YOUR GOAL —
Reproduce the data below with every "Number Seen" swapped for "Butterflies Counted" and everything else unchanged, leaving out the pictures.
===== EXERCISE DATA =====
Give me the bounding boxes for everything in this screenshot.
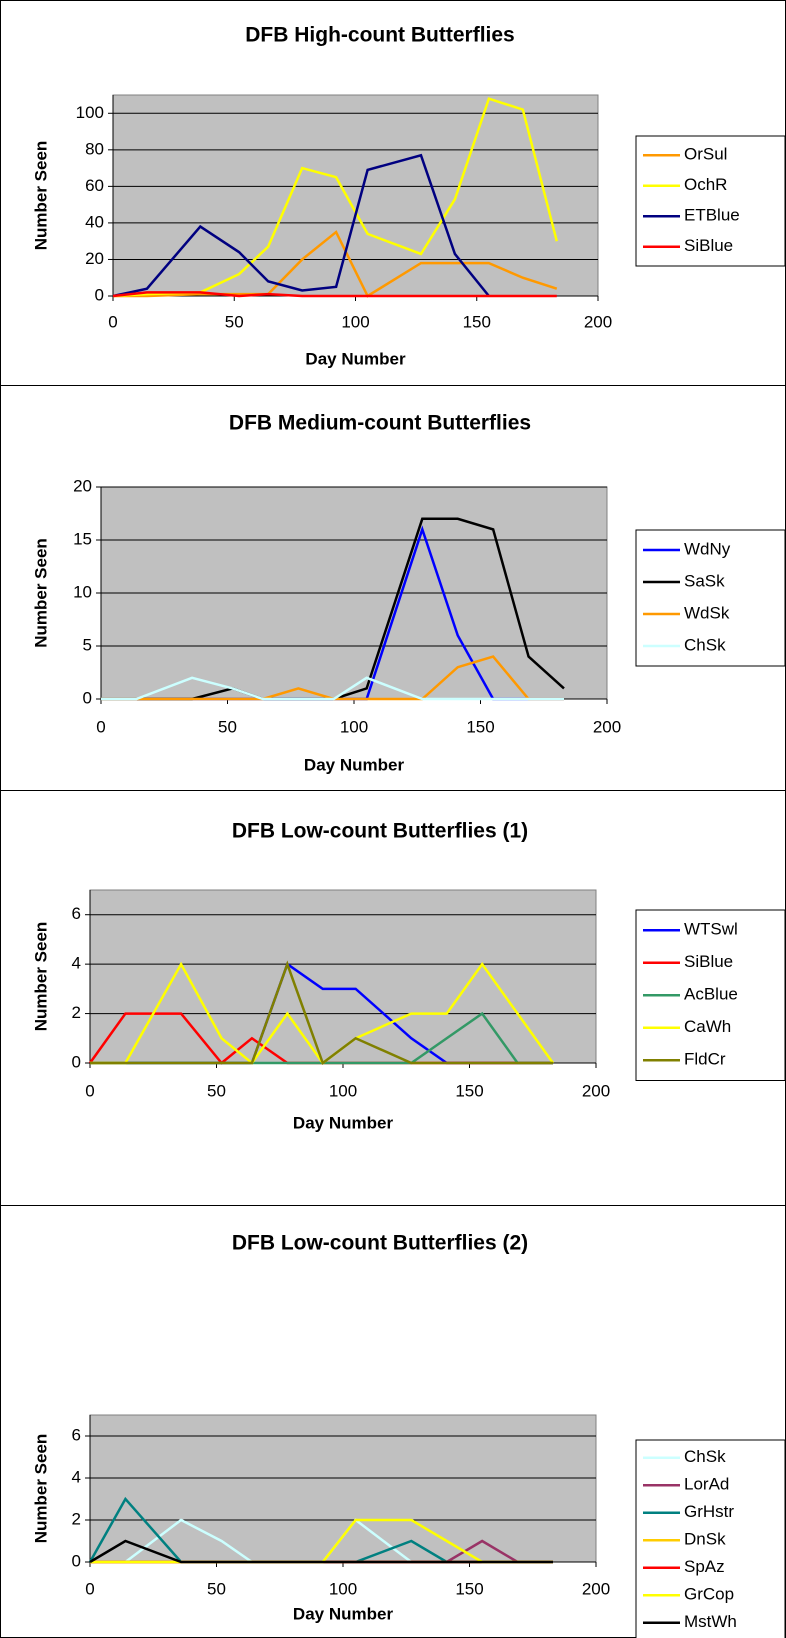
x-tick-label: 0 — [85, 1081, 94, 1100]
legend-label: ChSk — [684, 635, 726, 654]
y-tick-label: 10 — [73, 582, 92, 601]
x-tick-label: 150 — [463, 312, 491, 331]
legend-label: SiBlue — [684, 952, 733, 971]
chart-title: DFB Low-count Butterflies (2) — [232, 1232, 528, 1255]
y-tick-label: 20 — [73, 476, 92, 495]
y-axis-label: Number Seen — [31, 538, 50, 648]
y-axis-label: Number Seen — [31, 1434, 50, 1544]
chart-title: DFB Medium-count Butterflies — [229, 412, 531, 435]
x-tick-label: 200 — [582, 1579, 610, 1598]
x-tick-label: 150 — [455, 1081, 483, 1100]
series-line — [112, 291, 557, 298]
series-line — [89, 1539, 553, 1564]
x-tick-label: 200 — [582, 1081, 610, 1100]
legend-label: LorAd — [684, 1475, 729, 1494]
x-tick-label: 50 — [207, 1579, 226, 1598]
x-axis-label: Day Number — [305, 349, 406, 368]
x-tick-label: 0 — [96, 717, 105, 736]
legend-box — [635, 529, 786, 667]
x-tick-label: 50 — [218, 717, 237, 736]
y-axis-label: Number Seen — [31, 922, 50, 1032]
y-axis-label: Number Seen — [31, 141, 50, 251]
legend-label: MstWh — [684, 1612, 737, 1631]
x-tick-label: 50 — [225, 312, 244, 331]
y-tick-label: 0 — [83, 688, 92, 707]
legend-label: GrCop — [684, 1585, 734, 1604]
x-tick-label: 150 — [455, 1579, 483, 1598]
legend-label: WTSwl — [684, 920, 738, 939]
legend-label: WdSk — [684, 603, 730, 622]
x-tick-label: 0 — [108, 312, 117, 331]
x-tick-label: 100 — [341, 312, 369, 331]
series-line — [112, 153, 490, 298]
y-tick-label: 40 — [85, 212, 104, 231]
series-line — [113, 230, 558, 298]
legend-label: ChSk — [684, 1447, 726, 1466]
y-tick-label: 6 — [72, 904, 81, 923]
legend-label: ETBlue — [684, 206, 740, 225]
legend-label: SiBlue — [684, 236, 733, 255]
y-tick-label: 2 — [72, 1509, 81, 1528]
x-tick-label: 50 — [207, 1081, 226, 1100]
x-axis-label: Day Number — [293, 1604, 394, 1623]
legend-label: FldCr — [684, 1050, 726, 1069]
y-tick-label: 6 — [72, 1425, 81, 1444]
legend-label: WdNy — [684, 539, 731, 558]
x-tick-label: 100 — [329, 1579, 357, 1598]
series-line — [101, 676, 564, 701]
y-tick-label: 4 — [72, 954, 81, 973]
y-tick-label: 60 — [85, 176, 104, 195]
y-tick-label: 2 — [72, 1003, 81, 1022]
legend-label: OrSul — [684, 145, 727, 164]
x-tick-label: 150 — [466, 717, 494, 736]
legend-label: GrHstr — [684, 1502, 734, 1521]
x-tick-label: 200 — [593, 717, 621, 736]
legend-label: CaWh — [684, 1017, 731, 1036]
chart-title: DFB High-count Butterflies — [245, 24, 514, 47]
x-axis-label: Day Number — [304, 755, 405, 774]
y-tick-label: 0 — [95, 285, 104, 304]
legend-label: SpAz — [684, 1557, 725, 1576]
legend-label: AcBlue — [684, 985, 738, 1004]
y-tick-label: 100 — [76, 103, 104, 122]
plot-area — [89, 1414, 597, 1563]
x-tick-label: 0 — [85, 1579, 94, 1598]
series-line — [90, 960, 553, 1066]
legend-label: DnSk — [684, 1530, 726, 1549]
x-tick-label: 200 — [584, 312, 612, 331]
plot-area — [112, 94, 599, 297]
y-tick-label: 15 — [73, 529, 92, 548]
legend-label: SaSk — [684, 571, 725, 590]
chart-title: DFB Low-count Butterflies (1) — [232, 820, 528, 843]
y-tick-label: 5 — [83, 635, 92, 654]
y-tick-label: 0 — [72, 1052, 81, 1071]
x-tick-label: 100 — [340, 717, 368, 736]
y-tick-label: 80 — [85, 139, 104, 158]
x-tick-label: 100 — [329, 1081, 357, 1100]
y-tick-label: 4 — [72, 1467, 81, 1486]
legend-box — [635, 135, 786, 267]
y-tick-label: 20 — [85, 249, 104, 268]
plot-area — [89, 889, 597, 1064]
legend-label: OchR — [684, 175, 727, 194]
y-tick-label: 0 — [72, 1551, 81, 1570]
x-axis-label: Day Number — [293, 1113, 394, 1132]
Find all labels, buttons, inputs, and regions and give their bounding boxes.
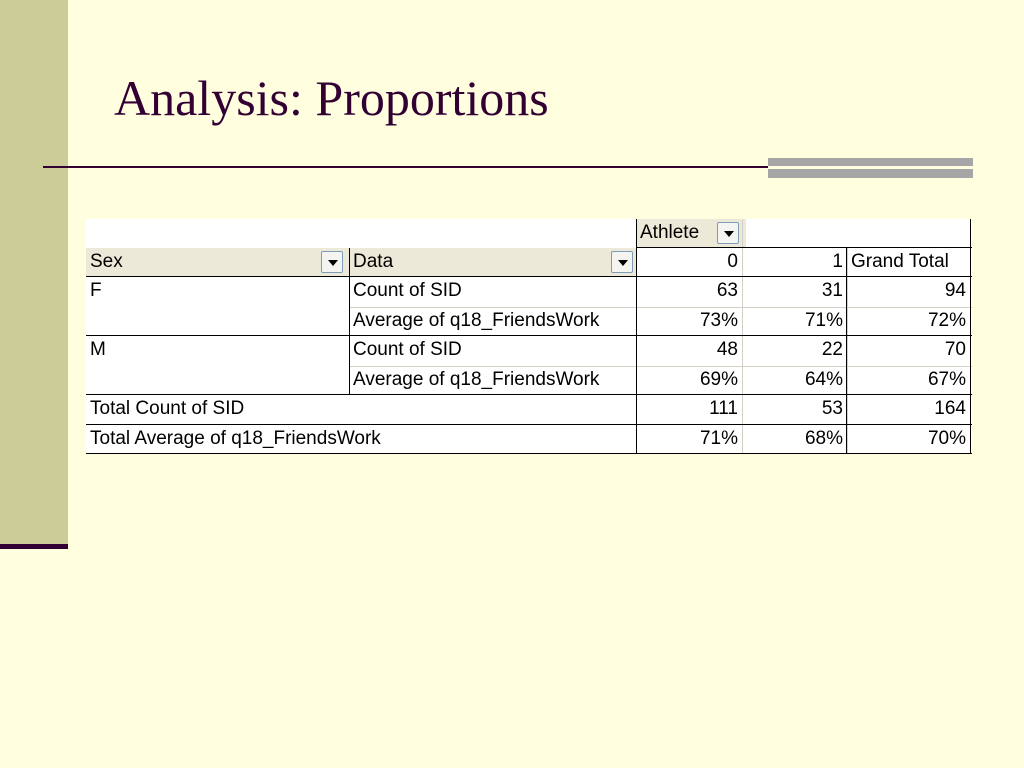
table-cell: 69% (699, 369, 738, 390)
table-cell: 94 (944, 280, 966, 301)
table-border (86, 335, 972, 336)
table-border (636, 219, 637, 454)
table-cell: 111 (709, 398, 738, 419)
title-divider (43, 166, 973, 168)
slide-title: Analysis: Proportions (114, 70, 549, 126)
left-accent-bar-underline (0, 544, 68, 549)
row-field-header[interactable]: Sex (86, 248, 349, 277)
table-border (349, 248, 350, 395)
pivot-table: Athlete Sex Data 0 1 Grand Total F Count… (86, 219, 972, 454)
sex-dropdown-icon[interactable] (321, 251, 343, 273)
data-field-label: Data (353, 251, 394, 272)
gridline (847, 248, 848, 454)
table-cell: 70 (944, 339, 966, 360)
left-accent-bar (0, 0, 68, 548)
table-cell: 164 (934, 398, 966, 419)
column-header-grand-total: Grand Total (851, 251, 949, 272)
data-field-header[interactable]: Data (349, 248, 637, 277)
table-border (86, 453, 972, 454)
gridline (742, 219, 743, 454)
table-cell: 64% (804, 369, 843, 390)
gridline (349, 366, 972, 367)
column-field-label: Athlete (640, 222, 700, 243)
measure-label: Count of SID (353, 280, 462, 301)
table-cell: 63 (716, 280, 738, 301)
table-border (636, 247, 972, 248)
row-field-label: Sex (90, 251, 123, 272)
table-border (86, 394, 972, 395)
total-label: Total Average of q18_FriendsWork (90, 428, 381, 449)
total-label: Total Count of SID (90, 398, 245, 419)
table-border (86, 276, 972, 277)
measure-label: Average of q18_FriendsWork (353, 369, 600, 390)
table-border (970, 219, 971, 454)
table-border (846, 248, 847, 454)
table-cell: 53 (821, 398, 843, 419)
table-cell: 48 (716, 339, 738, 360)
column-header-0: 0 (727, 251, 738, 272)
gridline (349, 307, 972, 308)
table-cell: 73% (699, 310, 738, 331)
row-label-f: F (90, 280, 102, 301)
table-cell: 67% (927, 369, 966, 390)
table-cell: 22 (821, 339, 843, 360)
table-cell: 31 (821, 280, 843, 301)
table-cell: 71% (699, 428, 738, 449)
measure-label: Count of SID (353, 339, 462, 360)
table-cell: 72% (927, 310, 966, 331)
athlete-dropdown-icon[interactable] (717, 222, 739, 244)
column-header-1: 1 (832, 251, 843, 272)
title-divider-accent (768, 158, 973, 178)
table-cell: 71% (804, 310, 843, 331)
table-border (86, 424, 972, 425)
measure-label: Average of q18_FriendsWork (353, 310, 600, 331)
table-cell: 70% (927, 428, 966, 449)
table-cell: 68% (804, 428, 843, 449)
data-dropdown-icon[interactable] (611, 251, 633, 273)
row-label-m: M (90, 339, 106, 360)
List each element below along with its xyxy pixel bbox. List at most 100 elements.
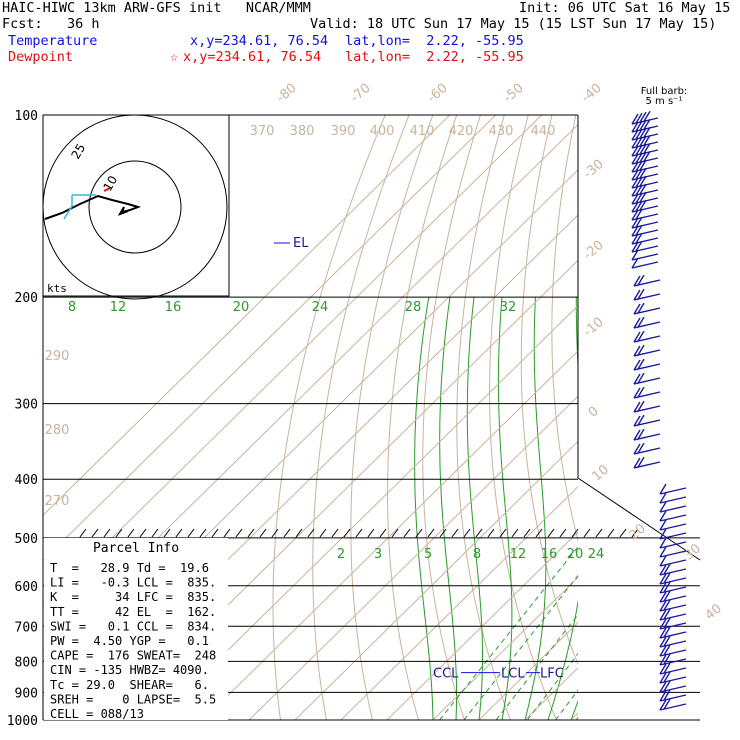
=====
THE SOLUTION —
Give me the bounding boxes for everything in this screenshot.
x-tick-label: 0 — [85, 1081, 94, 1100]
legend-label: ChSk — [684, 635, 726, 654]
y-tick-label: 10 — [73, 582, 92, 601]
x-tick-label: 150 — [463, 312, 491, 331]
legend-label: SiBlue — [684, 952, 733, 971]
chart-title: DFB Low-count Butterflies (2) — [232, 1232, 528, 1255]
y-tick-label: 20 — [73, 476, 92, 495]
y-axis-label: Butterflies Counted — [31, 538, 50, 648]
y-axis-label: Butterflies Counted — [31, 1434, 50, 1544]
chart-title: DFB Medium-count Butterflies — [229, 412, 531, 435]
x-tick-label: 200 — [582, 1579, 610, 1598]
x-tick-label: 150 — [455, 1081, 483, 1100]
series-line — [112, 291, 557, 298]
series-line — [89, 1539, 553, 1564]
x-tick-label: 200 — [582, 1081, 610, 1100]
legend-label: LorAd — [684, 1475, 729, 1494]
x-tick-label: 50 — [207, 1579, 226, 1598]
x-axis-label: Day Number — [305, 349, 406, 368]
x-tick-label: 0 — [96, 717, 105, 736]
legend-box — [635, 529, 786, 667]
x-tick-label: 50 — [218, 717, 237, 736]
y-axis-label: Butterflies Counted — [31, 922, 50, 1032]
y-axis-label: Butterflies Counted — [31, 141, 50, 251]
legend-label: MstWh — [684, 1612, 737, 1631]
x-tick-label: 50 — [225, 312, 244, 331]
y-tick-label: 0 — [83, 688, 92, 707]
legend-label: GrCop — [684, 1585, 734, 1604]
x-tick-label: 150 — [455, 1579, 483, 1598]
legend-label: WTSwl — [684, 920, 738, 939]
legend-label: WdSk — [684, 603, 730, 622]
x-tick-label: 0 — [108, 312, 117, 331]
x-tick-label: 100 — [341, 312, 369, 331]
series-line — [112, 153, 490, 298]
y-tick-label: 40 — [85, 212, 104, 231]
series-line — [113, 230, 558, 298]
legend-label: ChSk — [684, 1447, 726, 1466]
y-tick-label: 6 — [72, 904, 81, 923]
legend-label: ETBlue — [684, 206, 740, 225]
legend-label: SiBlue — [684, 236, 733, 255]
y-tick-label: 2 — [72, 1509, 81, 1528]
x-tick-label: 50 — [207, 1081, 226, 1100]
x-axis-label: Day Number — [293, 1604, 394, 1623]
legend-label: FldCr — [684, 1050, 726, 1069]
y-tick-label: 6 — [72, 1425, 81, 1444]
legend-label: WdNy — [684, 539, 731, 558]
x-tick-label: 100 — [329, 1579, 357, 1598]
series-line — [101, 676, 564, 701]
y-tick-label: 4 — [72, 954, 81, 973]
y-tick-label: 60 — [85, 176, 104, 195]
y-tick-label: 2 — [72, 1003, 81, 1022]
legend-label: OrSul — [684, 145, 727, 164]
x-tick-label: 150 — [466, 717, 494, 736]
legend-label: GrHstr — [684, 1502, 734, 1521]
x-tick-label: 200 — [593, 717, 621, 736]
legend-label: CaWh — [684, 1017, 731, 1036]
chart-title: DFB High-count Butterflies — [245, 24, 514, 47]
x-axis-label: Day Number — [304, 755, 405, 774]
y-tick-label: 0 — [95, 285, 104, 304]
legend-label: SpAz — [684, 1557, 725, 1576]
legend-label: AcBlue — [684, 985, 738, 1004]
y-tick-label: 100 — [76, 103, 104, 122]
plot-area — [89, 1414, 597, 1563]
x-tick-label: 0 — [85, 1579, 94, 1598]
series-line — [90, 960, 553, 1066]
legend-label: DnSk — [684, 1530, 726, 1549]
x-tick-label: 200 — [584, 312, 612, 331]
plot-area — [112, 94, 599, 297]
y-tick-label: 15 — [73, 529, 92, 548]
legend-label: SaSk — [684, 571, 725, 590]
chart-title: DFB Low-count Butterflies (1) — [232, 820, 528, 843]
y-tick-label: 5 — [83, 635, 92, 654]
y-tick-label: 0 — [72, 1052, 81, 1071]
x-tick-label: 100 — [340, 717, 368, 736]
y-tick-label: 80 — [85, 139, 104, 158]
x-tick-label: 100 — [329, 1081, 357, 1100]
y-tick-label: 4 — [72, 1467, 81, 1486]
legend-box — [635, 135, 786, 267]
y-tick-label: 20 — [85, 249, 104, 268]
plot-area — [89, 889, 597, 1064]
legend-label: OchR — [684, 175, 727, 194]
y-tick-label: 0 — [72, 1551, 81, 1570]
x-axis-label: Day Number — [293, 1113, 394, 1132]
Find all labels, buttons, inputs, and regions and give their bounding boxes.
table-cell: 69% (699, 369, 738, 390)
table-cell: 94 (944, 280, 966, 301)
table-border (86, 335, 972, 336)
table-border (636, 219, 637, 454)
table-cell: 111 (709, 398, 738, 419)
title-divider (43, 166, 973, 168)
slide-title: Analysis: Proportions (114, 70, 549, 126)
left-accent-bar-underline (0, 544, 68, 549)
row-field-header[interactable]: Sex (86, 248, 349, 277)
table-border (349, 248, 350, 395)
pivot-table: Athlete Sex Data 0 1 Grand Total F Count… (86, 219, 972, 454)
sex-dropdown-icon[interactable] (321, 251, 343, 273)
data-field-label: Data (353, 251, 394, 272)
gridline (847, 248, 848, 454)
table-cell: 70 (944, 339, 966, 360)
left-accent-bar (0, 0, 68, 548)
table-cell: 164 (934, 398, 966, 419)
column-header-grand-total: Grand Total (851, 251, 949, 272)
data-field-header[interactable]: Data (349, 248, 637, 277)
table-border (86, 453, 972, 454)
gridline (742, 219, 743, 454)
table-cell: 64% (804, 369, 843, 390)
gridline (349, 366, 972, 367)
column-field-label: Athlete (640, 222, 700, 243)
measure-label: Count of SID (353, 280, 462, 301)
table-cell: 63 (716, 280, 738, 301)
table-border (636, 247, 972, 248)
row-field-label: Sex (90, 251, 123, 272)
table-border (86, 394, 972, 395)
total-label: Total Average of q18_FriendsWork (90, 428, 381, 449)
total-label: Total Count of SID (90, 398, 245, 419)
table-border (86, 276, 972, 277)
measure-label: Average of q18_FriendsWork (353, 369, 600, 390)
table-border (970, 219, 971, 454)
table-border (846, 248, 847, 454)
table-cell: 53 (821, 398, 843, 419)
table-cell: 48 (716, 339, 738, 360)
column-header-0: 0 (727, 251, 738, 272)
gridline (349, 307, 972, 308)
table-cell: 73% (699, 310, 738, 331)
row-label-f: F (90, 280, 102, 301)
table-cell: 67% (927, 369, 966, 390)
table-cell: 22 (821, 339, 843, 360)
table-cell: 31 (821, 280, 843, 301)
table-cell: 71% (699, 428, 738, 449)
measure-label: Count of SID (353, 339, 462, 360)
table-cell: 72% (927, 310, 966, 331)
athlete-dropdown-icon[interactable] (717, 222, 739, 244)
column-header-1: 1 (832, 251, 843, 272)
title-divider-accent (768, 158, 973, 178)
table-cell: 71% (804, 310, 843, 331)
table-border (86, 424, 972, 425)
measure-label: Average of q18_FriendsWork (353, 310, 600, 331)
table-cell: 70% (927, 428, 966, 449)
table-cell: 68% (804, 428, 843, 449)
data-dropdown-icon[interactable] (611, 251, 633, 273)
row-label-m: M (90, 339, 106, 360)
List each element below along with its xyxy pixel bbox. List at most 100 elements.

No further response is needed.